Problem requirements –
Collect all lines from the listing that include the string "NUGENTS".

Entries with figure data –
※ ※ ※

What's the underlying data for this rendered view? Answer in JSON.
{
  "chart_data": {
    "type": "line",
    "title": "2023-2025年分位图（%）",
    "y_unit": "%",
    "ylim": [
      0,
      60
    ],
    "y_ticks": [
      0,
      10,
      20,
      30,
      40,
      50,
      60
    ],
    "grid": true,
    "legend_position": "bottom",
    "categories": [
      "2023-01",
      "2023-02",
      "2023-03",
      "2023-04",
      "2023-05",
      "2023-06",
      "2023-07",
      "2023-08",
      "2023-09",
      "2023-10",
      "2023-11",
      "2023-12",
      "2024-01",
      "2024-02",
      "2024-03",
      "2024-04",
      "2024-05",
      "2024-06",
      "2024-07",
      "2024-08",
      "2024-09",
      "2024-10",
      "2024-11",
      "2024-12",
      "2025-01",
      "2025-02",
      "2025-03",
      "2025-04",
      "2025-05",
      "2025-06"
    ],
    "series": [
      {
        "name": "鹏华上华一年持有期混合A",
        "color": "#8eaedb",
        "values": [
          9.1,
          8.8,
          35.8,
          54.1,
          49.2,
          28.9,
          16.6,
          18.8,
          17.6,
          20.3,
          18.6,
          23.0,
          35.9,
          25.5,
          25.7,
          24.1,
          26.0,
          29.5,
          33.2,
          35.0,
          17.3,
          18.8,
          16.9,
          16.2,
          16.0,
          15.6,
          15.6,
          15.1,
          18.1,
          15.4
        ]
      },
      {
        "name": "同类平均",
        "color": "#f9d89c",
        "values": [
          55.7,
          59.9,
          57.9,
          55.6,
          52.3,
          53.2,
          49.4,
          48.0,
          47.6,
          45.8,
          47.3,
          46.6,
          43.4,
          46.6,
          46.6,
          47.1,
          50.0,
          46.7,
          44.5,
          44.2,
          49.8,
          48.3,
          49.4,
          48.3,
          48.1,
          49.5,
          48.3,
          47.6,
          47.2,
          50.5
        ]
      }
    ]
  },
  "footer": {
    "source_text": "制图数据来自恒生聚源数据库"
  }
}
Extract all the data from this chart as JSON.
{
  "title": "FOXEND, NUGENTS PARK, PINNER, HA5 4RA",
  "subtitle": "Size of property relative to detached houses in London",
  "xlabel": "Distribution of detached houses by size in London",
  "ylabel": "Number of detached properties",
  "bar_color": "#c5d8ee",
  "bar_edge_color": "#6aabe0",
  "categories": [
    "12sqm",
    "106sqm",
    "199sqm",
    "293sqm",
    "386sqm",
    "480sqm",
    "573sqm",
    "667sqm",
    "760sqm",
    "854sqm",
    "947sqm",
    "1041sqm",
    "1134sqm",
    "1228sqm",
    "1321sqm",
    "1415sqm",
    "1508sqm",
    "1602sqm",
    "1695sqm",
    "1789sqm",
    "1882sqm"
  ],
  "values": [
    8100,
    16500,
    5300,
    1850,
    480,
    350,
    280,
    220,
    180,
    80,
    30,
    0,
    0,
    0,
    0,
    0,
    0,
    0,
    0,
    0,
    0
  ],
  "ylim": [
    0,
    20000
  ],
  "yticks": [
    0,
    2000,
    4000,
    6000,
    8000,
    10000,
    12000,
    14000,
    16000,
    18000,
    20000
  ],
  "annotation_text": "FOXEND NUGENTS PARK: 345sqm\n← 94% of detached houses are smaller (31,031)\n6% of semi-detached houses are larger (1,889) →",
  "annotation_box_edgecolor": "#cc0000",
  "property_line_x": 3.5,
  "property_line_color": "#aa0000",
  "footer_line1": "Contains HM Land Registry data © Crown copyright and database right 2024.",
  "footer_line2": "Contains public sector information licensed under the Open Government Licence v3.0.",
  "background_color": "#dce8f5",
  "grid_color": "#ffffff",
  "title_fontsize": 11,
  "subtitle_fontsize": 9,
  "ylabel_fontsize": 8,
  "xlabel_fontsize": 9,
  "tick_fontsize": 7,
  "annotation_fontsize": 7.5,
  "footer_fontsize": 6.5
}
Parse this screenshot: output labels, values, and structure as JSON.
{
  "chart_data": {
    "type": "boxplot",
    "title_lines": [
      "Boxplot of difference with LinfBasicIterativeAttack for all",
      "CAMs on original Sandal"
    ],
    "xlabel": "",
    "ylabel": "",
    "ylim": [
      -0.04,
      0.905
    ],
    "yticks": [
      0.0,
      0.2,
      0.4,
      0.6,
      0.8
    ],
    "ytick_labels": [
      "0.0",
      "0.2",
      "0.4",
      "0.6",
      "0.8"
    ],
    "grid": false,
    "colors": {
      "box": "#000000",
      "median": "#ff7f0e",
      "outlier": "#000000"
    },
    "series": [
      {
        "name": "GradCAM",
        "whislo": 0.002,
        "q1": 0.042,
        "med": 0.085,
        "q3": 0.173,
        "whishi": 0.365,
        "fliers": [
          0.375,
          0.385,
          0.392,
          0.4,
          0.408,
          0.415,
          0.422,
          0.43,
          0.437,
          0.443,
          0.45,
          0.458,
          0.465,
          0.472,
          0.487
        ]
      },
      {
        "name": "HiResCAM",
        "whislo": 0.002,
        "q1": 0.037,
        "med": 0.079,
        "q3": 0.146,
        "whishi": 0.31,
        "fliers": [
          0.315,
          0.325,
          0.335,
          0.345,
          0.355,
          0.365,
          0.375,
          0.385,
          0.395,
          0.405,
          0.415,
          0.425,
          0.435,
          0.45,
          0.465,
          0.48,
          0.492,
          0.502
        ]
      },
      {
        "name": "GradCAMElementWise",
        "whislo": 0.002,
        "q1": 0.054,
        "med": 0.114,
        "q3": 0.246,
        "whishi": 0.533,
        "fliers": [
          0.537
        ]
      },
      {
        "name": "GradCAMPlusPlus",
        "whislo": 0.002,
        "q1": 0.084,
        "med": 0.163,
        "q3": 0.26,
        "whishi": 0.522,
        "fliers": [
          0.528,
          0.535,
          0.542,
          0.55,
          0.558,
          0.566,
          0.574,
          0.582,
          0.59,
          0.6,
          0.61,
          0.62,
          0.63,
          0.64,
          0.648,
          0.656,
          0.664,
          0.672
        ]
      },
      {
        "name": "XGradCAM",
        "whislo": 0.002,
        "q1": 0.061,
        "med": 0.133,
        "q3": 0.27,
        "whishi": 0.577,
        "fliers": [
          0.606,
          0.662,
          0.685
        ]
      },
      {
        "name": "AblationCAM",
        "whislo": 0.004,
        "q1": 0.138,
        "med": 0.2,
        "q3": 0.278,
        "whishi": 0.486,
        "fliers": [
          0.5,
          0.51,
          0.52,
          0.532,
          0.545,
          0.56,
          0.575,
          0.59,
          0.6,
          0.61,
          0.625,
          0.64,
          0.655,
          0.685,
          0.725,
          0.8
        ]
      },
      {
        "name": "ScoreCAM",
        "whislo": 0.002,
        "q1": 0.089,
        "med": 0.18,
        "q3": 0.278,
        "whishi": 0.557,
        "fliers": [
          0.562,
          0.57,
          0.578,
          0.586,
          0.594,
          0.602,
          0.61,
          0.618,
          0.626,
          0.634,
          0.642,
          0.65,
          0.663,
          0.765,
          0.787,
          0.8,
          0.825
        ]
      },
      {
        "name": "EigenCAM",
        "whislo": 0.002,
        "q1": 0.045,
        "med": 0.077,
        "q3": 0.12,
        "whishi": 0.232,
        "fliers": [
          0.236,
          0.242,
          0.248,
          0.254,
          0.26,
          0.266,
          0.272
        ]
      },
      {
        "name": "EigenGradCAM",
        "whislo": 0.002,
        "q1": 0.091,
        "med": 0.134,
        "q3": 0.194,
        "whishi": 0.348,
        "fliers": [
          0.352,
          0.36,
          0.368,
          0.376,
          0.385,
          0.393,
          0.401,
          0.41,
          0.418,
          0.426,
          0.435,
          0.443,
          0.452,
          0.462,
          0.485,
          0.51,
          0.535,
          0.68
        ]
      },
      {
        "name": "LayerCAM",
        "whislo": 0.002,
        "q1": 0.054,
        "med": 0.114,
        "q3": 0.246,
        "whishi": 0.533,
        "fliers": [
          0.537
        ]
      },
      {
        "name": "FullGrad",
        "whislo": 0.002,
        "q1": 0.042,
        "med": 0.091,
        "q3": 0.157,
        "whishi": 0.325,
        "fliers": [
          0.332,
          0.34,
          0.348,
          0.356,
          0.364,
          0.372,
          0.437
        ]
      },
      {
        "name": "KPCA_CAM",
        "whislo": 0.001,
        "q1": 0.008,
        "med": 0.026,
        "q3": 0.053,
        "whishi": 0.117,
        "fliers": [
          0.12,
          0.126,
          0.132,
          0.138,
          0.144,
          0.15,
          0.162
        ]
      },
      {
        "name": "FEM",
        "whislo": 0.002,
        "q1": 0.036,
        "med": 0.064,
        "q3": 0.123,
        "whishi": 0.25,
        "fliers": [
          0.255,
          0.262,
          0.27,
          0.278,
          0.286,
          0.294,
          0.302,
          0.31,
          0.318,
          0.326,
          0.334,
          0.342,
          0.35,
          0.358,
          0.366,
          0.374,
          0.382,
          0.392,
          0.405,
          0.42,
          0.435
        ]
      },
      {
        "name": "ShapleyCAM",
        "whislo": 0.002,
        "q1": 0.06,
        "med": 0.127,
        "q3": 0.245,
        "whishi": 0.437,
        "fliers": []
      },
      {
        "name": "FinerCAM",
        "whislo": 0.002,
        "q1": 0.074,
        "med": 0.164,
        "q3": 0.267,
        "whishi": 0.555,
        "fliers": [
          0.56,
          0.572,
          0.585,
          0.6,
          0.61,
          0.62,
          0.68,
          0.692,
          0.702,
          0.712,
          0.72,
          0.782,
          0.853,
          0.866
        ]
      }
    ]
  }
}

※ ※ ※

Written response –
  "title": "FOXEND, NUGENTS PARK, PINNER, HA5 4RA",
  "annotation_text": "FOXEND NUGENTS PARK: 345sqm\n← 94% of detached houses are smaller (31,031)\n6% of semi-detached houses are larger (1,889) →",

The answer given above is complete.